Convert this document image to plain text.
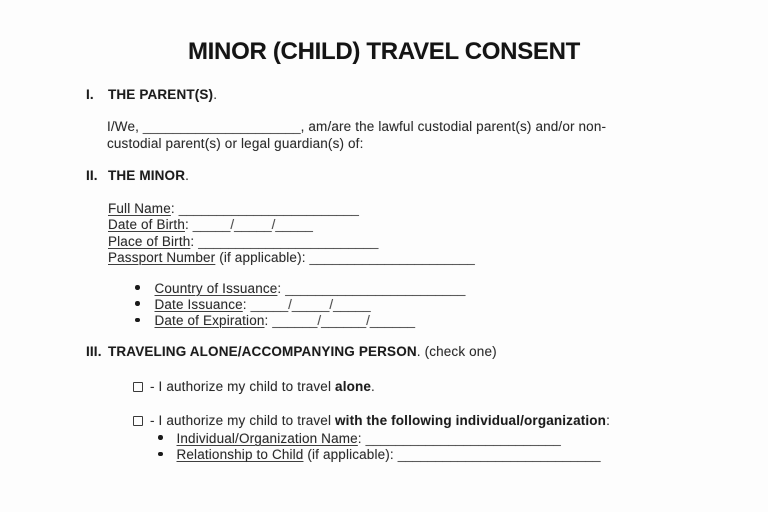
MINOR (CHILD) TRAVEL CONSENT
I.	THE PARENT(S).

I/We, _____________________, am/are the lawful custodial parent(s) and/or non-custodial parent(s) or legal guardian(s) of:

II. THE MINOR.
Full Name: ________________________
Date of Birth: _____/_____/_____
Place of Birth: ________________________
Passport Number (if applicable): ______________________
Country of Issuance: ________________________
Date Issuance: _____/_____/_____
Date of Expiration: ______/______/______
III. TRAVELING ALONE/ACCOMPANYING PERSON. (check one)
- I authorize my child to travel alone.
- I authorize my child to travel with the following individual/organization:
Individual/Organization Name: __________________________
Relationship to Child (if applicable): ___________________________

YOUR INSTRUCTIONS -
Repeat the lines above exactly, and keep every picture out.

IN RESPONSE -
Convert this document image to plain text.
MINOR (CHILD) TRAVEL CONSENT
I.	THE PARENT(S).

I/We, _____________________, am/are the lawful custodial parent(s) and/or non-custodial parent(s) or legal guardian(s) of:

II. THE MINOR.
Full Name: ________________________
Date of Birth: _____/_____/_____
Place of Birth: ________________________
Passport Number (if applicable): ______________________
Country of Issuance: ________________________
Date Issuance: _____/_____/_____
Date of Expiration: ______/______/______
III. TRAVELING ALONE/ACCOMPANYING PERSON. (check one)
- I authorize my child to travel alone.
- I authorize my child to travel with the following individual/organization:
Individual/Organization Name: __________________________
Relationship to Child (if applicable): ___________________________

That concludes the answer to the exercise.